Problems to solve |
**A.** Quote the passage about writing scripts word for word, everything from "And then I wrote" down to "script, I did.".
**B.** Print the entries from the very first line down to the line containing "nav-item-cme-moc[interactable] xyxy=(565,114,662,137)", with that line included.

Text block |
========================

Because I wasn't ready. I spent the next two years writing. I stayed home in Va Beach and watched my parents divorce. I took acting classes. I saw a ton of movies. I studied filmmaking and directors and read every how to book known to man. I learned that the public library could function as a free college. I worked as a movie critic for a local magazine and a DVD reviewer for the newspaper. I grew up. I got some life experience under my belt. I tried to live as fully as possible so that when the time came I would be ready.

I was also scared shitless.

I'm in my comfort zone. I'm staying with my dad and stepmom. My girlfriend lives down the street. I have some great job perks like getting DVDs for free. I work part time at the greatest video store in the world. Why leave? Why head for uncertainty and doubt?

And then I wrote a script called "Six Months" that brought me to the next step. "Six Months" was the eighth or ninth script I had written. The rest were good. They showed that yes, I could write, but they weren't good enough to be films. I still hadn't broken through that wall you have to punch through so that you're living and breathing the story. With this script, I did.

========================

Records for the exercise |

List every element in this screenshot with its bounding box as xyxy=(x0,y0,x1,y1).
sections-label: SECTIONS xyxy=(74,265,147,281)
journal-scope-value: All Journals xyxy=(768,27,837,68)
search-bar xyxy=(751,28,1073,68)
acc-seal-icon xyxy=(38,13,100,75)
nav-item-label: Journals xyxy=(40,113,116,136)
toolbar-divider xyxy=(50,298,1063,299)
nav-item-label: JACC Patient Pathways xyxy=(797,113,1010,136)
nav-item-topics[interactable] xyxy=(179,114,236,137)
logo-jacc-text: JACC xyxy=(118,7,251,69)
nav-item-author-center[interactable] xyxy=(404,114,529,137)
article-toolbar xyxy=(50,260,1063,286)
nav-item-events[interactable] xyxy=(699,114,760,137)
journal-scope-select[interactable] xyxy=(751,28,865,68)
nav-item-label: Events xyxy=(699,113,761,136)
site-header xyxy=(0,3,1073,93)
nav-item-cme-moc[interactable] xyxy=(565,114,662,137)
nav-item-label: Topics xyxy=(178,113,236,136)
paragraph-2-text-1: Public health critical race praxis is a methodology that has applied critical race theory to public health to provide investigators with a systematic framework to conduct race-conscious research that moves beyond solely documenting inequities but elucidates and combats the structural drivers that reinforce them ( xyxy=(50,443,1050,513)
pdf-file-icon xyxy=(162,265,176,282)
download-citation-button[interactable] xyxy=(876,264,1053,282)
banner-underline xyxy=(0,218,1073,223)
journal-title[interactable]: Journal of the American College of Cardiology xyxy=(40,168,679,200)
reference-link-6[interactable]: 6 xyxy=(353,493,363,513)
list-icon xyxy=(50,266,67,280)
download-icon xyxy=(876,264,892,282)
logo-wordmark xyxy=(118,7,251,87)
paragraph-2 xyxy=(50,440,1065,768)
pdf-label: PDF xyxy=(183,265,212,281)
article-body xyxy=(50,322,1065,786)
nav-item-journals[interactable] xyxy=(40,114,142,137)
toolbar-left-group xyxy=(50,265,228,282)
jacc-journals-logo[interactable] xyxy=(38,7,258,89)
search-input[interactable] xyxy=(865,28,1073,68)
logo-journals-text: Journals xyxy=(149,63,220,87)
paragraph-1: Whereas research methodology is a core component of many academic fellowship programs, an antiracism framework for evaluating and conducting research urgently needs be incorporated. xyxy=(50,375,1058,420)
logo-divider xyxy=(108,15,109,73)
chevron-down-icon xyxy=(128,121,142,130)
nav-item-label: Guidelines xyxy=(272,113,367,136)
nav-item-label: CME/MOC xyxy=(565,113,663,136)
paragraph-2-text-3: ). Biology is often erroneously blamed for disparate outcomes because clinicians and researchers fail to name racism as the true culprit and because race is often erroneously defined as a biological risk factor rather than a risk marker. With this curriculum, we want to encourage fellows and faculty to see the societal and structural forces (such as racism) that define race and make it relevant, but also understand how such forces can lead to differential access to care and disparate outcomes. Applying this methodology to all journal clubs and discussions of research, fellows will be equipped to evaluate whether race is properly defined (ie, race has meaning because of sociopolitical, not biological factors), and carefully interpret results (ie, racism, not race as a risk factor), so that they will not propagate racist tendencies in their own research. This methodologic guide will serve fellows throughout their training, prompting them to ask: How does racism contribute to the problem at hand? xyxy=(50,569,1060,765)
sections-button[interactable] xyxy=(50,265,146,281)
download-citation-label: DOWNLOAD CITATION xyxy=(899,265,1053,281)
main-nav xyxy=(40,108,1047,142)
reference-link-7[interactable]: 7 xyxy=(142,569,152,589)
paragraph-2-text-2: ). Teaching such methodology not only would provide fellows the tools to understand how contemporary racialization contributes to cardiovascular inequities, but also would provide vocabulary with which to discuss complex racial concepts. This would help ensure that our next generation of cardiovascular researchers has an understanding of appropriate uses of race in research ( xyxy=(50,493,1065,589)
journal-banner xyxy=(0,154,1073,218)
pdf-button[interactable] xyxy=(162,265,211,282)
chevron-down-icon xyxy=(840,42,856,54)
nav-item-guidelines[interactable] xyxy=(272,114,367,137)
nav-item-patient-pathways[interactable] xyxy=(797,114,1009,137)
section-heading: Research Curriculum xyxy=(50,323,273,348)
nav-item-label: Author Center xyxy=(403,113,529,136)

========================

Full answers |
**A.**
And then I wrote a script called "Six Months" that brought me to the next step. "Six Months" was the eighth or ninth script I had written. The rest were good. They showed that yes, I could write, but they weren't good enough to be films. I still hadn't broken through that wall you have to punch through so that you're living and breathing the story. With this script, I did.

**B.**
List every element in this screenshot with its bounding box as xyxy=(x0,y0,x1,y1).
sections-label: SECTIONS xyxy=(74,265,147,281)
journal-scope-value: All Journals xyxy=(768,27,837,68)
search-bar xyxy=(751,28,1073,68)
acc-seal-icon xyxy=(38,13,100,75)
nav-item-label: Journals xyxy=(40,113,116,136)
toolbar-divider xyxy=(50,298,1063,299)
nav-item-label: JACC Patient Pathways xyxy=(797,113,1010,136)
nav-item-topics[interactable] xyxy=(179,114,236,137)
logo-jacc-text: JACC xyxy=(118,7,251,69)
nav-item-author-center[interactable] xyxy=(404,114,529,137)
article-toolbar xyxy=(50,260,1063,286)
nav-item-events[interactable] xyxy=(699,114,760,137)
journal-scope-select[interactable] xyxy=(751,28,865,68)
nav-item-label: Events xyxy=(699,113,761,136)
site-header xyxy=(0,3,1073,93)
nav-item-cme-moc[interactable] xyxy=(565,114,662,137)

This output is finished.